Task objective: For every line in the records below that contains the word "cells", add one to a count, and report only that count.

Data provided:
>>
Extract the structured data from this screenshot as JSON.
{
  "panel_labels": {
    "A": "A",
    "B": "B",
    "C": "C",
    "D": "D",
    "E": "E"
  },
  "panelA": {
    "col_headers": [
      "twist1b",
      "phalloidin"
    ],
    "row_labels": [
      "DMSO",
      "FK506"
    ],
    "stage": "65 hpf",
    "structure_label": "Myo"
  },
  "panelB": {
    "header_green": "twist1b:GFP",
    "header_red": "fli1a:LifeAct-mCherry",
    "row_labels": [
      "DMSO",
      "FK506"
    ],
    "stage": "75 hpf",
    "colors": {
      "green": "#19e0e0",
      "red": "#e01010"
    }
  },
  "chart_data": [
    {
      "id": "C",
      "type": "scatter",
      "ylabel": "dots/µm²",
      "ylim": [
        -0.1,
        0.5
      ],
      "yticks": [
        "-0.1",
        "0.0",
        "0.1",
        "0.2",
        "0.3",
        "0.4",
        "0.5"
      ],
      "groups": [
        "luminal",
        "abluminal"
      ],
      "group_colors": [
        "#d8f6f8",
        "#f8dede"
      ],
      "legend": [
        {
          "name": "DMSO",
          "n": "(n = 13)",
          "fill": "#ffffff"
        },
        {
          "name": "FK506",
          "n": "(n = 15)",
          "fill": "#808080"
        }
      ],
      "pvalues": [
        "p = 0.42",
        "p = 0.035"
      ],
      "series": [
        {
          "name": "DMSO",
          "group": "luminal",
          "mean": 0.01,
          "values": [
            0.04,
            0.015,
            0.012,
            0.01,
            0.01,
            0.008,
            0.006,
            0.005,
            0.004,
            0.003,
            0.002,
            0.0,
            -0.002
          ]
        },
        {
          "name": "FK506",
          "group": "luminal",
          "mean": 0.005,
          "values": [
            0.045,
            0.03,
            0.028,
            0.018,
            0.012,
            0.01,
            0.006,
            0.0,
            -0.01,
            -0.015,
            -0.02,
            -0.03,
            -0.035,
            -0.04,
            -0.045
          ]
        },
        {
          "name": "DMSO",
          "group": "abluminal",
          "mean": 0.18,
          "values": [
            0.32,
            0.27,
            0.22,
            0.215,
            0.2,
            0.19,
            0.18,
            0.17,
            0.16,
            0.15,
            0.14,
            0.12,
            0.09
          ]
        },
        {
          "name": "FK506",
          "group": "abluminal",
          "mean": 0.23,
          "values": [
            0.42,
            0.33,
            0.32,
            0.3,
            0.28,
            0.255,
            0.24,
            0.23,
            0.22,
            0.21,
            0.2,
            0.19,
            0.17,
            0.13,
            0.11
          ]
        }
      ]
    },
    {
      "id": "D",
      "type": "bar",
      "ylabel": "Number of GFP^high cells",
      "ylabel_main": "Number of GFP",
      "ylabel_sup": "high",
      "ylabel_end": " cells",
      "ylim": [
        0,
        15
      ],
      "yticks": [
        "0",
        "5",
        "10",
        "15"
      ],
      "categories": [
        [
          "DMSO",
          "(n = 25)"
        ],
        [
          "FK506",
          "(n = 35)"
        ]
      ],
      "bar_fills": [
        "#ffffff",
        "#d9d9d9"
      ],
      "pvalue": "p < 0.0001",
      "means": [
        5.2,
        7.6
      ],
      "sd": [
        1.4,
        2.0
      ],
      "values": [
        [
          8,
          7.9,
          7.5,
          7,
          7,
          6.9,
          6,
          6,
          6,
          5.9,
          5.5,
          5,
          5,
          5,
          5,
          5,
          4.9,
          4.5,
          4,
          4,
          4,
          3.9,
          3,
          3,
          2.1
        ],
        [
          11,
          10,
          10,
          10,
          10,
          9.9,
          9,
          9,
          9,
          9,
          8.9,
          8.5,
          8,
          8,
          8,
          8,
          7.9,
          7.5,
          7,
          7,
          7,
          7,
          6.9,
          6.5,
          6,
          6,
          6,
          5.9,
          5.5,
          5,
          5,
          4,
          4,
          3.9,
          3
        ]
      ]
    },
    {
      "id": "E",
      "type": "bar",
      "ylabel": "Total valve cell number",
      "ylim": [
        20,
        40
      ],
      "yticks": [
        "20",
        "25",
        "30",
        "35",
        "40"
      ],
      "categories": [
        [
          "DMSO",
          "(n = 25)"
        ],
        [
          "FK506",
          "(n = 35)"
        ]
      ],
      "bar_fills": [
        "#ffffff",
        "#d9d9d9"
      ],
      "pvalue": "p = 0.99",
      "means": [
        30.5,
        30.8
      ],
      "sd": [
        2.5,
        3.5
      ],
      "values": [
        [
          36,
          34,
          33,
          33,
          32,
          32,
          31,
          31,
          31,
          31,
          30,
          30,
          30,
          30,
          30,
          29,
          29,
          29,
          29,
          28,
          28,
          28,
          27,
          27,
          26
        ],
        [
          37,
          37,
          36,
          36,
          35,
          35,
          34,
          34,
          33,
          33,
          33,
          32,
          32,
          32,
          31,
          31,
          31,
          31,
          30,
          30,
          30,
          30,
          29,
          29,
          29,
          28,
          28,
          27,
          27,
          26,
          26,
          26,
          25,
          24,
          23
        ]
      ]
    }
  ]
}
<<
Written answer: 2